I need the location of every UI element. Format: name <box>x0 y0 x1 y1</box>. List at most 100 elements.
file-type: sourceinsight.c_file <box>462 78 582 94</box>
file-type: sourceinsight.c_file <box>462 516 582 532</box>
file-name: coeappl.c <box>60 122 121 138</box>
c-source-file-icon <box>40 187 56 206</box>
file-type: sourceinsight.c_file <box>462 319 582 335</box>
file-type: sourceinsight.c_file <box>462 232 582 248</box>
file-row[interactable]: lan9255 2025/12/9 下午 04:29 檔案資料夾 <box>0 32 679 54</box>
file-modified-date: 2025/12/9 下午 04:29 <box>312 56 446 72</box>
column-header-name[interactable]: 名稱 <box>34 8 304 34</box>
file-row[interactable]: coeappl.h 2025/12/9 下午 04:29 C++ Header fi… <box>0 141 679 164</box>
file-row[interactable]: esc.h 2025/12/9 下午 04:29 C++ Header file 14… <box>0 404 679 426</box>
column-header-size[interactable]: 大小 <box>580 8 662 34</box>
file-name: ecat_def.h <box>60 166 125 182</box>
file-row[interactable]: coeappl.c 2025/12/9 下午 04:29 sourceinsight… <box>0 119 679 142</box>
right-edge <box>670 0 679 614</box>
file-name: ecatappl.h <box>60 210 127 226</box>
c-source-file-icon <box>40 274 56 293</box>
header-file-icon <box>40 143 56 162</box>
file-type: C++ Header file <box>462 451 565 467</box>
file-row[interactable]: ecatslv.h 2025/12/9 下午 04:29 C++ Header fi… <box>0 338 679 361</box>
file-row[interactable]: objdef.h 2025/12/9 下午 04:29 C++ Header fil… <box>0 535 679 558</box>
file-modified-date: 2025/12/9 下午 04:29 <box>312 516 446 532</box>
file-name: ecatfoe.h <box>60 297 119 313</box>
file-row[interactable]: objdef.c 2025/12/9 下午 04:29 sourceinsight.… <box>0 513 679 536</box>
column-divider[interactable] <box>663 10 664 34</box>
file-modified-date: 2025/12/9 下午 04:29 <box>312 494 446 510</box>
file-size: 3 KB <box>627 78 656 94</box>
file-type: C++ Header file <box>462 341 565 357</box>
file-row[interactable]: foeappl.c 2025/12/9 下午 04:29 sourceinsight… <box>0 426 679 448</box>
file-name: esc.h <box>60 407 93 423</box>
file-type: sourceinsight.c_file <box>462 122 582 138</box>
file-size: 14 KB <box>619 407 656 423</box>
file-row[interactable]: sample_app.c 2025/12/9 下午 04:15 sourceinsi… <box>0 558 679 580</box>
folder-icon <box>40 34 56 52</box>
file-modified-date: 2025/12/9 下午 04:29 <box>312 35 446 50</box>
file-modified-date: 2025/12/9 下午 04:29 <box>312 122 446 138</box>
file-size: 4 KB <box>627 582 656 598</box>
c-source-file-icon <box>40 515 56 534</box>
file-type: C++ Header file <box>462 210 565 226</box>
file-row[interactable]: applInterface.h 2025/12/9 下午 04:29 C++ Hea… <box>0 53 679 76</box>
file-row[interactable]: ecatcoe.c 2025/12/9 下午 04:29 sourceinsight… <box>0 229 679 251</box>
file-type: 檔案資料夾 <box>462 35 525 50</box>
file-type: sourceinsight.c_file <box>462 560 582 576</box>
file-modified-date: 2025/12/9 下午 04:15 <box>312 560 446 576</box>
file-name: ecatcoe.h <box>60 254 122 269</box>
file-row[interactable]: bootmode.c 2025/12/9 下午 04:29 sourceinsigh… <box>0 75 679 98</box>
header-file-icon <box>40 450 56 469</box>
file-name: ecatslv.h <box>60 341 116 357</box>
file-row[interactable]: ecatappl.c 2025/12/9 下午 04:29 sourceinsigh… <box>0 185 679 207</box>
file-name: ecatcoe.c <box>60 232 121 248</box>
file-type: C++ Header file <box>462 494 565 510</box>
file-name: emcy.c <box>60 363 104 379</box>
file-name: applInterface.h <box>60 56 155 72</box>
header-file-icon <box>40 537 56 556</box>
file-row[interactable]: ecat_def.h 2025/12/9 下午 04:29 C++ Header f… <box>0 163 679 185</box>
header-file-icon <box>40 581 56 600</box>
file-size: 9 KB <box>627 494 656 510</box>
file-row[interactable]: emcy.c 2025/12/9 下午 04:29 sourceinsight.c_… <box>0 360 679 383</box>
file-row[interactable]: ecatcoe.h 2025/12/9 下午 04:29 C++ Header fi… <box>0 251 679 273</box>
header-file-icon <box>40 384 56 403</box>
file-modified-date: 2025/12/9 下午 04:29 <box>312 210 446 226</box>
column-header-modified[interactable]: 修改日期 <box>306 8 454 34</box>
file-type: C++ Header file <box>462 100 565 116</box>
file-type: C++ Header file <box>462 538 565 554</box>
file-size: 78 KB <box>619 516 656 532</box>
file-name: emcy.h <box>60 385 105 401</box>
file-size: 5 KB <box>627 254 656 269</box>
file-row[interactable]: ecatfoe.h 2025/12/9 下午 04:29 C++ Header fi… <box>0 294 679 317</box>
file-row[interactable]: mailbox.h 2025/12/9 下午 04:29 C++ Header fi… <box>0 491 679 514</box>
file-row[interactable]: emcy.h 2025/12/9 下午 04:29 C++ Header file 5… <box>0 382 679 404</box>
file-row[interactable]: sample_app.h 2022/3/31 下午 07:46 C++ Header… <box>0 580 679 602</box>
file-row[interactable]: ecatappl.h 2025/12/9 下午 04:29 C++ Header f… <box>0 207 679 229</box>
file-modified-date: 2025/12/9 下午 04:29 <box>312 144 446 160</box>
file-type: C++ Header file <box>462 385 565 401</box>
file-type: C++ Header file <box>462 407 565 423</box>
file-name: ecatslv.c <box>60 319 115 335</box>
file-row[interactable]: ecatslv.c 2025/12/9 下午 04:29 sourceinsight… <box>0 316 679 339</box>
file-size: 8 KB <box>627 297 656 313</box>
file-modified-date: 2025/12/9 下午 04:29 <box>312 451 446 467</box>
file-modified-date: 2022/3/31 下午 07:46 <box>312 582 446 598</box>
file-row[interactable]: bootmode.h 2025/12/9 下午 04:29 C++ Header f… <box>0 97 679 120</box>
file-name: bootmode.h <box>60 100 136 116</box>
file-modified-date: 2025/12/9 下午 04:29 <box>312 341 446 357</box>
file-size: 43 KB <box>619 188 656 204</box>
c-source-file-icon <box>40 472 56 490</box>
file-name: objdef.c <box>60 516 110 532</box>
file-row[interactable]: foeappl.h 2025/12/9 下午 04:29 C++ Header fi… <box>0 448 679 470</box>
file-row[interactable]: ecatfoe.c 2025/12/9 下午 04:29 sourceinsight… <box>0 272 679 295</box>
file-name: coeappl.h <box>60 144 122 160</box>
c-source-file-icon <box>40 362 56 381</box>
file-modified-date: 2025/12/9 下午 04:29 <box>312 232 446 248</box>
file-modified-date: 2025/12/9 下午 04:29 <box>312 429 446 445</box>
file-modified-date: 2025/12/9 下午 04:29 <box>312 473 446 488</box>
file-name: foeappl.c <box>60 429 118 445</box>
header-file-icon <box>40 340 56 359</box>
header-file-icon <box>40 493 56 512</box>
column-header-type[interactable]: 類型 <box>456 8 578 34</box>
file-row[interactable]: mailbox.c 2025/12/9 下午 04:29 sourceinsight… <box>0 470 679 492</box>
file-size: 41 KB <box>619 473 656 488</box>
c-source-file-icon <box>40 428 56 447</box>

________

> [AIM OF THE EXERCISE] Write out every line of the entries above as a numbered list, leaving out any blank lines.

> [SOLUTION BELOW]
1. I need the location of every UI element. Format: name <box>x0 y0 x1 y1</box>. List at most 100 elements.
2. file-type: sourceinsight.c_file <box>462 78 582 94</box>
3. file-type: sourceinsight.c_file <box>462 516 582 532</box>
4. file-name: coeappl.c <box>60 122 121 138</box>
5. c-source-file-icon <box>40 187 56 206</box>
6. file-type: sourceinsight.c_file <box>462 319 582 335</box>
7. file-type: sourceinsight.c_file <box>462 232 582 248</box>
8. file-row[interactable]: lan9255 2025/12/9 下午 04:29 檔案資料夾 <box>0 32 679 54</box>
9. file-modified-date: 2025/12/9 下午 04:29 <box>312 56 446 72</box>
10. column-header-name[interactable]: 名稱 <box>34 8 304 34</box>
11. file-row[interactable]: coeappl.h 2025/12/9 下午 04:29 C++ Header fi… <box>0 141 679 164</box>
12. file-row[interactable]: esc.h 2025/12/9 下午 04:29 C++ Header file 14… <box>0 404 679 426</box>
13. column-header-size[interactable]: 大小 <box>580 8 662 34</box>
14. file-name: ecat_def.h <box>60 166 125 182</box>
15. file-row[interactable]: coeappl.c 2025/12/9 下午 04:29 sourceinsight… <box>0 119 679 142</box>
16. right-edge <box>670 0 679 614</box>
17. file-name: ecatappl.h <box>60 210 127 226</box>
18. c-source-file-icon <box>40 274 56 293</box>
19. header-file-icon <box>40 143 56 162</box>
20. file-type: C++ Header file <box>462 451 565 467</box>
21. file-row[interactable]: ecatslv.h 2025/12/9 下午 04:29 C++ Header fi… <box>0 338 679 361</box>
22. file-row[interactable]: objdef.h 2025/12/9 下午 04:29 C++ Header fil… <box>0 535 679 558</box>
23. file-modified-date: 2025/12/9 下午 04:29 <box>312 516 446 532</box>
24. file-name: ecatfoe.h <box>60 297 119 313</box>
25. file-row[interactable]: objdef.c 2025/12/9 下午 04:29 sourceinsight.… <box>0 513 679 536</box>
26. column-divider[interactable] <box>663 10 664 34</box>
27. file-modified-date: 2025/12/9 下午 04:29 <box>312 494 446 510</box>
28. file-size: 3 KB <box>627 78 656 94</box>
29. file-type: C++ Header file <box>462 341 565 357</box>
30. file-row[interactable]: foeappl.c 2025/12/9 下午 04:29 sourceinsight… <box>0 426 679 448</box>
31. file-name: esc.h <box>60 407 93 423</box>
32. file-type: sourceinsight.c_file <box>462 122 582 138</box>
33. file-size: 14 KB <box>619 407 656 423</box>
34. file-row[interactable]: sample_app.c 2025/12/9 下午 04:15 sourceinsi… <box>0 558 679 580</box>
35. folder-icon <box>40 34 56 52</box>
36. file-modified-date: 2025/12/9 下午 04:29 <box>312 35 446 50</box>
37. file-modified-date: 2025/12/9 下午 04:29 <box>312 122 446 138</box>
38. file-size: 4 KB <box>627 582 656 598</box>
39. c-source-file-icon <box>40 515 56 534</box>
40. file-type: C++ Header file <box>462 210 565 226</box>
41. file-row[interactable]: applInterface.h 2025/12/9 下午 04:29 C++ Hea… <box>0 53 679 76</box>
42. file-row[interactable]: ecatcoe.c 2025/12/9 下午 04:29 sourceinsight… <box>0 229 679 251</box>
43. file-type: 檔案資料夾 <box>462 35 525 50</box>
44. file-type: sourceinsight.c_file <box>462 560 582 576</box>
45. file-modified-date: 2025/12/9 下午 04:15 <box>312 560 446 576</box>
46. file-name: ecatcoe.h <box>60 254 122 269</box>
47. file-row[interactable]: bootmode.c 2025/12/9 下午 04:29 sourceinsigh… <box>0 75 679 98</box>
48. header-file-icon <box>40 450 56 469</box>
49. file-name: ecatslv.h <box>60 341 116 357</box>
50. file-row[interactable]: ecatappl.c 2025/12/9 下午 04:29 sourceinsigh… <box>0 185 679 207</box>
51. file-name: ecatcoe.c <box>60 232 121 248</box>
52. file-type: C++ Header file <box>462 494 565 510</box>
53. file-name: emcy.c <box>60 363 104 379</box>
54. file-name: applInterface.h <box>60 56 155 72</box>
55. header-file-icon <box>40 537 56 556</box>
56. file-row[interactable]: ecat_def.h 2025/12/9 下午 04:29 C++ Header f… <box>0 163 679 185</box>
57. header-file-icon <box>40 581 56 600</box>
58. file-size: 9 KB <box>627 494 656 510</box>
59. file-row[interactable]: emcy.c 2025/12/9 下午 04:29 sourceinsight.c_… <box>0 360 679 383</box>
60. file-row[interactable]: ecatcoe.h 2025/12/9 下午 04:29 C++ Header fi… <box>0 251 679 273</box>
61. header-file-icon <box>40 384 56 403</box>
62. file-modified-date: 2025/12/9 下午 04:29 <box>312 210 446 226</box>
63. column-header-modified[interactable]: 修改日期 <box>306 8 454 34</box>
64. file-type: C++ Header file <box>462 100 565 116</box>
65. file-type: C++ Header file <box>462 538 565 554</box>
66. file-size: 78 KB <box>619 516 656 532</box>
67. file-name: emcy.h <box>60 385 105 401</box>
68. file-size: 5 KB <box>627 254 656 269</box>
69. file-row[interactable]: ecatfoe.h 2025/12/9 下午 04:29 C++ Header fi… <box>0 294 679 317</box>
70. file-row[interactable]: mailbox.h 2025/12/9 下午 04:29 C++ Header fi… <box>0 491 679 514</box>
71. file-row[interactable]: emcy.h 2025/12/9 下午 04:29 C++ Header file 5… <box>0 382 679 404</box>
72. file-row[interactable]: sample_app.h 2022/3/31 下午 07:46 C++ Header… <box>0 580 679 602</box>
73. file-row[interactable]: ecatappl.h 2025/12/9 下午 04:29 C++ Header f… <box>0 207 679 229</box>
74. file-modified-date: 2025/12/9 下午 04:29 <box>312 144 446 160</box>
75. file-type: C++ Header file <box>462 385 565 401</box>
76. file-type: C++ Header file <box>462 407 565 423</box>
77. file-name: ecatslv.c <box>60 319 115 335</box>
78. file-row[interactable]: ecatslv.c 2025/12/9 下午 04:29 sourceinsight… <box>0 316 679 339</box>
79. file-size: 8 KB <box>627 297 656 313</box>
80. file-modified-date: 2025/12/9 下午 04:29 <box>312 451 446 467</box>
81. file-modified-date: 2022/3/31 下午 07:46 <box>312 582 446 598</box>
82. file-row[interactable]: bootmode.h 2025/12/9 下午 04:29 C++ Header f… <box>0 97 679 120</box>
83. file-name: bootmode.h <box>60 100 136 116</box>
84. file-modified-date: 2025/12/9 下午 04:29 <box>312 341 446 357</box>
85. file-size: 43 KB <box>619 188 656 204</box>
86. c-source-file-icon <box>40 472 56 490</box>
87. file-name: objdef.c <box>60 516 110 532</box>
88. file-row[interactable]: foeappl.h 2025/12/9 下午 04:29 C++ Header fi… <box>0 448 679 470</box>
89. file-row[interactable]: ecatfoe.c 2025/12/9 下午 04:29 sourceinsight… <box>0 272 679 295</box>
90. file-name: coeappl.h <box>60 144 122 160</box>
91. c-source-file-icon <box>40 362 56 381</box>
92. file-modified-date: 2025/12/9 下午 04:29 <box>312 232 446 248</box>
93. file-modified-date: 2025/12/9 下午 04:29 <box>312 429 446 445</box>
94. file-modified-date: 2025/12/9 下午 04:29 <box>312 473 446 488</box>
95. file-name: foeappl.c <box>60 429 118 445</box>
96. header-file-icon <box>40 340 56 359</box>
97. header-file-icon <box>40 493 56 512</box>
98. column-header-type[interactable]: 類型 <box>456 8 578 34</box>
99. file-row[interactable]: mailbox.c 2025/12/9 下午 04:29 sourceinsight… <box>0 470 679 492</box>
100. file-size: 41 KB <box>619 473 656 488</box>
101. c-source-file-icon <box>40 428 56 447</box>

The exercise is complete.